"""

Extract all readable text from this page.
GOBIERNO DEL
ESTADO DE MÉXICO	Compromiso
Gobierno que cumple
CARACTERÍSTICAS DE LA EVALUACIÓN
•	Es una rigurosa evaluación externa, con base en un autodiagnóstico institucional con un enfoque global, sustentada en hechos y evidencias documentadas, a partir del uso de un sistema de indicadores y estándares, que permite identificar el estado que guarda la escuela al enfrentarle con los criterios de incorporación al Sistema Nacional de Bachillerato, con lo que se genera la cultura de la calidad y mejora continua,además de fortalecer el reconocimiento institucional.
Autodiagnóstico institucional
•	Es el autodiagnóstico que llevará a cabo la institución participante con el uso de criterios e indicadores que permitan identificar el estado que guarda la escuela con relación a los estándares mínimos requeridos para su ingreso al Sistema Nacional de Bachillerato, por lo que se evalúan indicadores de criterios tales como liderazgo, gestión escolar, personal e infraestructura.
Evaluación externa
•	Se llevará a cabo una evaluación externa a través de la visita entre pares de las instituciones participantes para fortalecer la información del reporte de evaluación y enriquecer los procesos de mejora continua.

"""

Each line holding "continua" must be found and copied.

▶ [Written answer]:
•	Es una rigurosa evaluación externa, con base en un autodiagnóstico institucional con un enfoque global, sustentada en hechos y evidencias documentadas, a partir del uso de un sistema de indicadores y estándares, que permite identificar el estado que guarda la escuela al enfrentarle con los criterios de incorporación al Sistema Nacional de Bachillerato, con lo que se genera la cultura de la calidad y mejora continua,además de fortalecer el reconocimiento institucional.
•	Se llevará a cabo una evaluación externa a través de la visita entre pares de las instituciones participantes para fortalecer la información del reporte de evaluación y enriquecer los procesos de mejora continua.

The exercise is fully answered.